----- RECORD EXCERPTS -----

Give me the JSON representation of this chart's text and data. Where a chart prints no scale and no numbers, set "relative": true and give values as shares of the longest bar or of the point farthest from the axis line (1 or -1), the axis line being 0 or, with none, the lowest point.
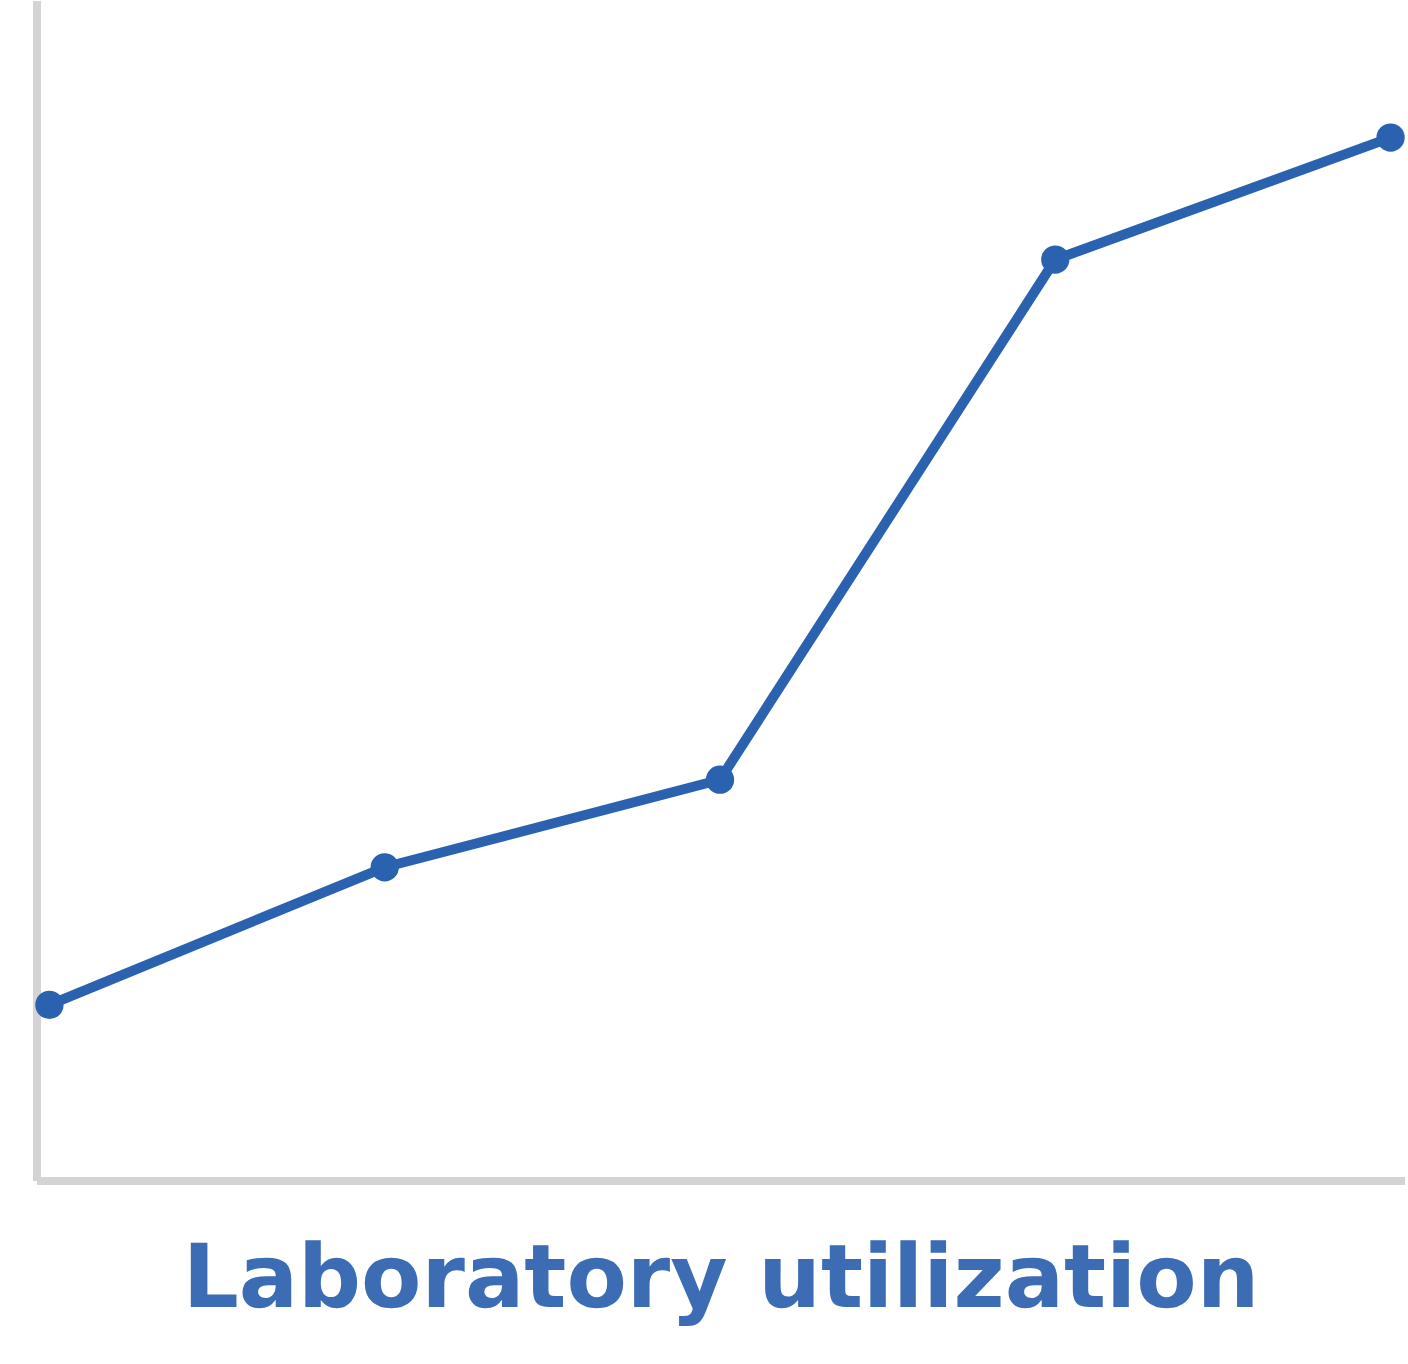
{
  "chart_data": {
    "type": "line",
    "relative": true,
    "xlabel": "Laboratory utilization",
    "categories": [
      null,
      null,
      null,
      null,
      null
    ],
    "series": [
      {
        "color": "#2a62b0",
        "values": [
          0.168,
          0.3,
          0.384,
          0.883,
          1
        ]
      }
    ],
    "marker": "circle",
    "line_style": "solid",
    "tick_labels": false
  }
}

-----

- GIVEN EXERCISE: Omit every picture while copying the listing above exactly.

- EXPECTED OUTPUT:
Give me the JSON representation of this chart's text and data. Where a chart prints no scale and no numbers, set "relative": true and give values as shares of the longest bar or of the point farthest from the axis line (1 or -1), the axis line being 0 or, with none, the lowest point.
{
  "chart_data": {
    "type": "line",
    "relative": true,
    "xlabel": "Laboratory utilization",
    "categories": [
      null,
      null,
      null,
      null,
      null
    ],
    "series": [
      {
        "color": "#2a62b0",
        "values": [
          0.168,
          0.3,
          0.384,
          0.883,
          1
        ]
      }
    ],
    "marker": "circle",
    "line_style": "solid",
    "tick_labels": false
  }
}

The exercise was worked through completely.